▶ [DIRECTIONS]: Write out all records as given; omit images.

'''

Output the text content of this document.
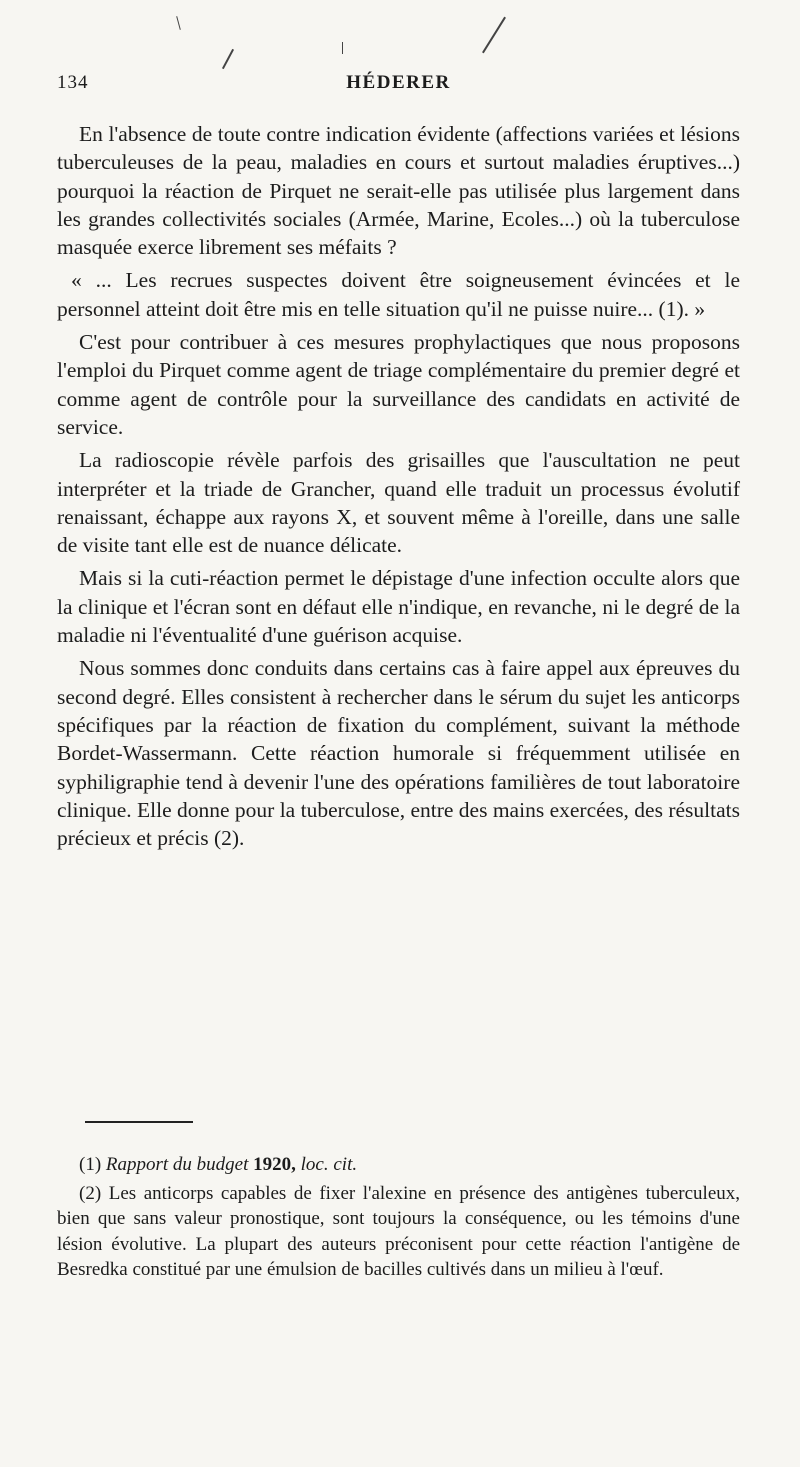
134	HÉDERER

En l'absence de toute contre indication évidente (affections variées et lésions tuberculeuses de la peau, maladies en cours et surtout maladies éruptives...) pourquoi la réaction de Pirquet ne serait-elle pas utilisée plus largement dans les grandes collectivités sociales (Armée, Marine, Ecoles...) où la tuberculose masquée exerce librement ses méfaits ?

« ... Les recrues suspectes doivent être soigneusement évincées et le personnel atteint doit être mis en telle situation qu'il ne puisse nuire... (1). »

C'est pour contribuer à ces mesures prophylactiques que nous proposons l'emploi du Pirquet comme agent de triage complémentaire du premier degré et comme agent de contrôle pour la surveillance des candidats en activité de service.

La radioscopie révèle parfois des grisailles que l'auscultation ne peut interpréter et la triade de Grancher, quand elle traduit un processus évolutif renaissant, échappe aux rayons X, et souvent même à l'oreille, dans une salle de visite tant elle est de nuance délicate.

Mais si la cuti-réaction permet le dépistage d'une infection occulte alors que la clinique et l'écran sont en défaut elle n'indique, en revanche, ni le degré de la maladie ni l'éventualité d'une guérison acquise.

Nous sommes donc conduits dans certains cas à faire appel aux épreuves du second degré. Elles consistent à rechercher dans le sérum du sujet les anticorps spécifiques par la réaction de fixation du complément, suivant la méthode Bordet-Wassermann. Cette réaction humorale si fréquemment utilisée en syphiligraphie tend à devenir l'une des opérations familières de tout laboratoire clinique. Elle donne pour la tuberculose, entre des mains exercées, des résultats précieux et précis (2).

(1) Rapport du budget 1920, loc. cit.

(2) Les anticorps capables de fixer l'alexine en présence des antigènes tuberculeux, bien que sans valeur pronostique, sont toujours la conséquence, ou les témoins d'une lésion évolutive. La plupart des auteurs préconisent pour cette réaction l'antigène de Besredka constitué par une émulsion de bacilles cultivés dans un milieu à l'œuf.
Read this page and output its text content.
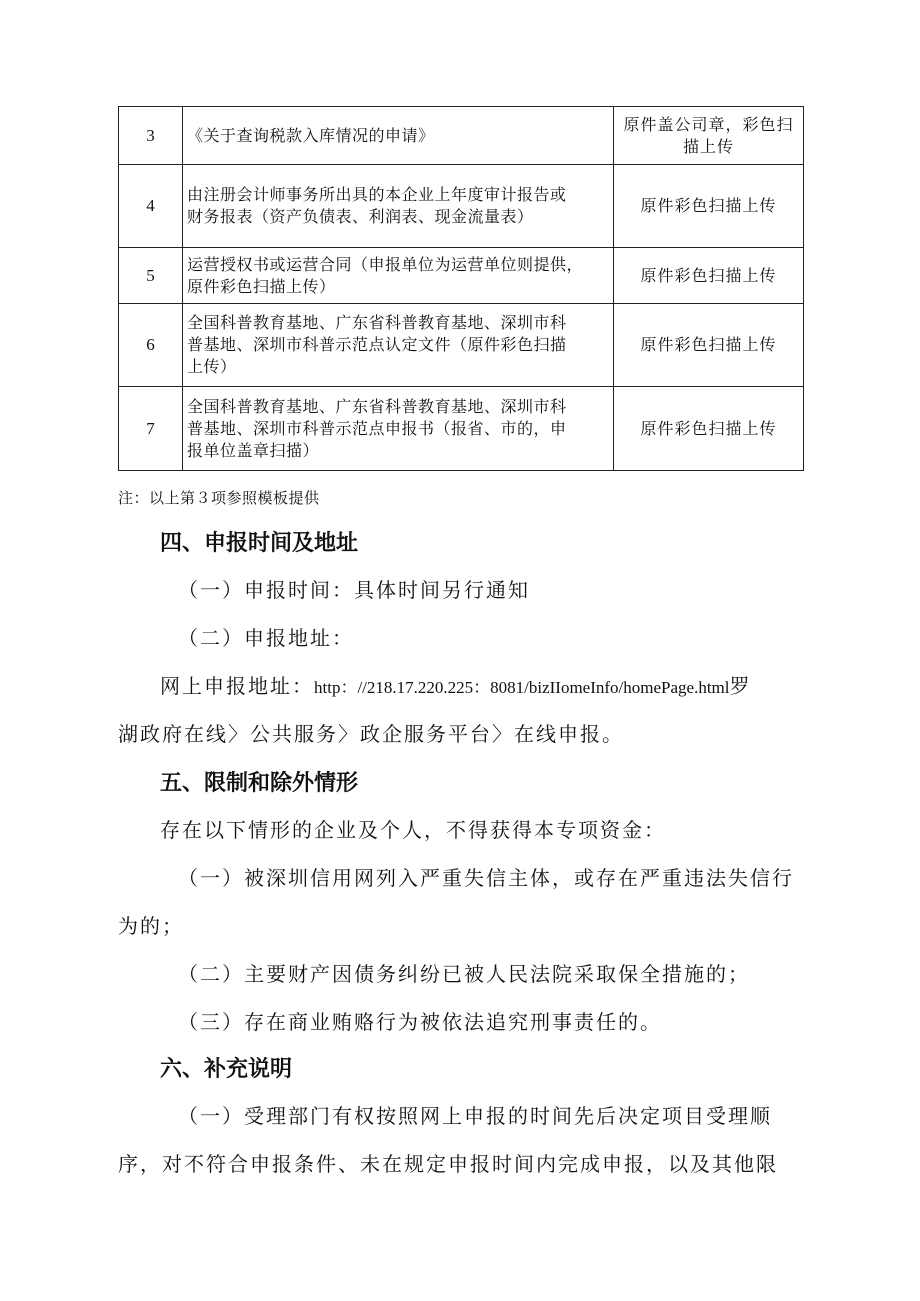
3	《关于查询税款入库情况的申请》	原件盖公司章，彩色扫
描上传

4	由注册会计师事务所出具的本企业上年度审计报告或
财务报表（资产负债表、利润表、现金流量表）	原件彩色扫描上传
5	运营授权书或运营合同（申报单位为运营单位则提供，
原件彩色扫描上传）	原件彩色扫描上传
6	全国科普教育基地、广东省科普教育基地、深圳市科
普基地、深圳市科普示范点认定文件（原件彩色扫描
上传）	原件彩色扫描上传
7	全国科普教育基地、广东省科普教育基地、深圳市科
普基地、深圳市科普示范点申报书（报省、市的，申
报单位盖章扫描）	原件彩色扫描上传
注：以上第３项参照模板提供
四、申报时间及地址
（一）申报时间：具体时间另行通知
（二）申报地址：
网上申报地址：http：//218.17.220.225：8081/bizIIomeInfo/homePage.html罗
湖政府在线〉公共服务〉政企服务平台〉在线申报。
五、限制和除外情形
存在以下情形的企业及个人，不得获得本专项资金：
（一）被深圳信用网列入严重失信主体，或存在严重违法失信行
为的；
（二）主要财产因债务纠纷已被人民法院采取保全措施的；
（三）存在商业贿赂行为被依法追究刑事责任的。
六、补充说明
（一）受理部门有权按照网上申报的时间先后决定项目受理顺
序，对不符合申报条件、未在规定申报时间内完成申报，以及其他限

'''

▶ [FULL ANSWER]:
Output the text content of this document.
134	HÉDERER

En l'absence de toute contre indication évidente (affections variées et lésions tuberculeuses de la peau, maladies en cours et surtout maladies éruptives...) pourquoi la réaction de Pirquet ne serait-elle pas utilisée plus largement dans les grandes collectivités sociales (Armée, Marine, Ecoles...) où la tuberculose masquée exerce librement ses méfaits ?

« ... Les recrues suspectes doivent être soigneusement évincées et le personnel atteint doit être mis en telle situation qu'il ne puisse nuire... (1). »

C'est pour contribuer à ces mesures prophylactiques que nous proposons l'emploi du Pirquet comme agent de triage complémentaire du premier degré et comme agent de contrôle pour la surveillance des candidats en activité de service.

La radioscopie révèle parfois des grisailles que l'auscultation ne peut interpréter et la triade de Grancher, quand elle traduit un processus évolutif renaissant, échappe aux rayons X, et souvent même à l'oreille, dans une salle de visite tant elle est de nuance délicate.

Mais si la cuti-réaction permet le dépistage d'une infection occulte alors que la clinique et l'écran sont en défaut elle n'indique, en revanche, ni le degré de la maladie ni l'éventualité d'une guérison acquise.

Nous sommes donc conduits dans certains cas à faire appel aux épreuves du second degré. Elles consistent à rechercher dans le sérum du sujet les anticorps spécifiques par la réaction de fixation du complément, suivant la méthode Bordet-Wassermann. Cette réaction humorale si fréquemment utilisée en syphiligraphie tend à devenir l'une des opérations familières de tout laboratoire clinique. Elle donne pour la tuberculose, entre des mains exercées, des résultats précieux et précis (2).

(1) Rapport du budget 1920, loc. cit.

(2) Les anticorps capables de fixer l'alexine en présence des antigènes tuberculeux, bien que sans valeur pronostique, sont toujours la conséquence, ou les témoins d'une lésion évolutive. La plupart des auteurs préconisent pour cette réaction l'antigène de Besredka constitué par une émulsion de bacilles cultivés dans un milieu à l'œuf.
Read this page and output its text content.
3	《关于查询税款入库情况的申请》	原件盖公司章，彩色扫
描上传

4	由注册会计师事务所出具的本企业上年度审计报告或
财务报表（资产负债表、利润表、现金流量表）	原件彩色扫描上传
5	运营授权书或运营合同（申报单位为运营单位则提供，
原件彩色扫描上传）	原件彩色扫描上传
6	全国科普教育基地、广东省科普教育基地、深圳市科
普基地、深圳市科普示范点认定文件（原件彩色扫描
上传）	原件彩色扫描上传
7	全国科普教育基地、广东省科普教育基地、深圳市科
普基地、深圳市科普示范点申报书（报省、市的，申
报单位盖章扫描）	原件彩色扫描上传
注：以上第３项参照模板提供
四、申报时间及地址
（一）申报时间：具体时间另行通知
（二）申报地址：
网上申报地址：http：//218.17.220.225：8081/bizIIomeInfo/homePage.html罗
湖政府在线〉公共服务〉政企服务平台〉在线申报。
五、限制和除外情形
存在以下情形的企业及个人，不得获得本专项资金：
（一）被深圳信用网列入严重失信主体，或存在严重违法失信行
为的；
（二）主要财产因债务纠纷已被人民法院采取保全措施的；
（三）存在商业贿赂行为被依法追究刑事责任的。
六、补充说明
（一）受理部门有权按照网上申报的时间先后决定项目受理顺
序，对不符合申报条件、未在规定申报时间内完成申报，以及其他限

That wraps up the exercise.